● **Exercise material**
§
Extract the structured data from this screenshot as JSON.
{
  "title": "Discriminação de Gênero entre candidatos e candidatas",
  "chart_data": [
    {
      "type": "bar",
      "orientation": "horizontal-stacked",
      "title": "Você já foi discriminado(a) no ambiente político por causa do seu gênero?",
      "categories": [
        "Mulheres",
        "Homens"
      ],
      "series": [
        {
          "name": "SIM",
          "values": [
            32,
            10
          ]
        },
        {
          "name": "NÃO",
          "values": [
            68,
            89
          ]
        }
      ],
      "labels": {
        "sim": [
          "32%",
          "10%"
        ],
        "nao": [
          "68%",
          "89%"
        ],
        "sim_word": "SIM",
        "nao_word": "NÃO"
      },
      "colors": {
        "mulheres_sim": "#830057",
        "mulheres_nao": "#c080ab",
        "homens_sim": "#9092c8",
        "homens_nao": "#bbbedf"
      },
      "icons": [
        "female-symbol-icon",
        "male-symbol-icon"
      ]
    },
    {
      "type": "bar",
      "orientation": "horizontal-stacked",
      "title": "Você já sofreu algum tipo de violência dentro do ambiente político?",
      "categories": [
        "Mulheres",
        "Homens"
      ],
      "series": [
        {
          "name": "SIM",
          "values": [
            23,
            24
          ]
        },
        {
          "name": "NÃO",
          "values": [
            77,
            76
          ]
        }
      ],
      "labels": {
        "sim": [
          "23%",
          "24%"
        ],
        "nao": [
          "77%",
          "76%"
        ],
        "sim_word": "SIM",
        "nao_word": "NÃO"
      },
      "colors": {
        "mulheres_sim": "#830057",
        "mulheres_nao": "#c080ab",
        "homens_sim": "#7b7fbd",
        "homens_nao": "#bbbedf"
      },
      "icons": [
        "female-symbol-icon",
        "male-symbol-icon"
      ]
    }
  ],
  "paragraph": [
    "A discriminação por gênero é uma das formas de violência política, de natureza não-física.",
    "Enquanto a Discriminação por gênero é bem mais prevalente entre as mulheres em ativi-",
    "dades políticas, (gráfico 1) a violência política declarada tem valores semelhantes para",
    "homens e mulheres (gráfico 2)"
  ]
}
§
● **Short problem**
Only the number should be given: how many lines of the data contain the word "ambiente"?

● **Solved exercise**
2